** Items **
┌──

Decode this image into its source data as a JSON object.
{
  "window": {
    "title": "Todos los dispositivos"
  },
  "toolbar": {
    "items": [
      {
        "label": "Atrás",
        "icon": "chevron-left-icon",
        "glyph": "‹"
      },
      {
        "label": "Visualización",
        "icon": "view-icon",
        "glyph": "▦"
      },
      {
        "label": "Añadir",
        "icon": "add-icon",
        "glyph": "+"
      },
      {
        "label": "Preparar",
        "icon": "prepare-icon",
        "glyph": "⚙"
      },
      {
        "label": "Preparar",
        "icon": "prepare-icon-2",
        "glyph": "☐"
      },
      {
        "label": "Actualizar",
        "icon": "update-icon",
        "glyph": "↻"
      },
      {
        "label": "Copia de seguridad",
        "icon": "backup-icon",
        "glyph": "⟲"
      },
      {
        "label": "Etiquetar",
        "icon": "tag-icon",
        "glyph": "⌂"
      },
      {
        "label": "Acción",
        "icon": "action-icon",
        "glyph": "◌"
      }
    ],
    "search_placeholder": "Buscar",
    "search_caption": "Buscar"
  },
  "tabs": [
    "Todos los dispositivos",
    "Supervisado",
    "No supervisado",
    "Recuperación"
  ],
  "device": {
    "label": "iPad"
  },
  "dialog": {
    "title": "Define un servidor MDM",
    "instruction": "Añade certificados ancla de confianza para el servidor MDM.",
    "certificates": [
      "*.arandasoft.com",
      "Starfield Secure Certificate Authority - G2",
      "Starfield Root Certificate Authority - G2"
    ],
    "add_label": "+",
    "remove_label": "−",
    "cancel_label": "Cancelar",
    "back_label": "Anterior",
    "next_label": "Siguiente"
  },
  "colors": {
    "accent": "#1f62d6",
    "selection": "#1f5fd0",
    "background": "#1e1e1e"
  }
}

└──

Each record must be returned exactly as it is written.

** Completed task **
Decode this image into its source data as a JSON object.
{
  "window": {
    "title": "Todos los dispositivos"
  },
  "toolbar": {
    "items": [
      {
        "label": "Atrás",
        "icon": "chevron-left-icon",
        "glyph": "‹"
      },
      {
        "label": "Visualización",
        "icon": "view-icon",
        "glyph": "▦"
      },
      {
        "label": "Añadir",
        "icon": "add-icon",
        "glyph": "+"
      },
      {
        "label": "Preparar",
        "icon": "prepare-icon",
        "glyph": "⚙"
      },
      {
        "label": "Preparar",
        "icon": "prepare-icon-2",
        "glyph": "☐"
      },
      {
        "label": "Actualizar",
        "icon": "update-icon",
        "glyph": "↻"
      },
      {
        "label": "Copia de seguridad",
        "icon": "backup-icon",
        "glyph": "⟲"
      },
      {
        "label": "Etiquetar",
        "icon": "tag-icon",
        "glyph": "⌂"
      },
      {
        "label": "Acción",
        "icon": "action-icon",
        "glyph": "◌"
      }
    ],
    "search_placeholder": "Buscar",
    "search_caption": "Buscar"
  },
  "tabs": [
    "Todos los dispositivos",
    "Supervisado",
    "No supervisado",
    "Recuperación"
  ],
  "device": {
    "label": "iPad"
  },
  "dialog": {
    "title": "Define un servidor MDM",
    "instruction": "Añade certificados ancla de confianza para el servidor MDM.",
    "certificates": [
      "*.arandasoft.com",
      "Starfield Secure Certificate Authority - G2",
      "Starfield Root Certificate Authority - G2"
    ],
    "add_label": "+",
    "remove_label": "−",
    "cancel_label": "Cancelar",
    "back_label": "Anterior",
    "next_label": "Siguiente"
  },
  "colors": {
    "accent": "#1f62d6",
    "selection": "#1f5fd0",
    "background": "#1e1e1e"
  }
}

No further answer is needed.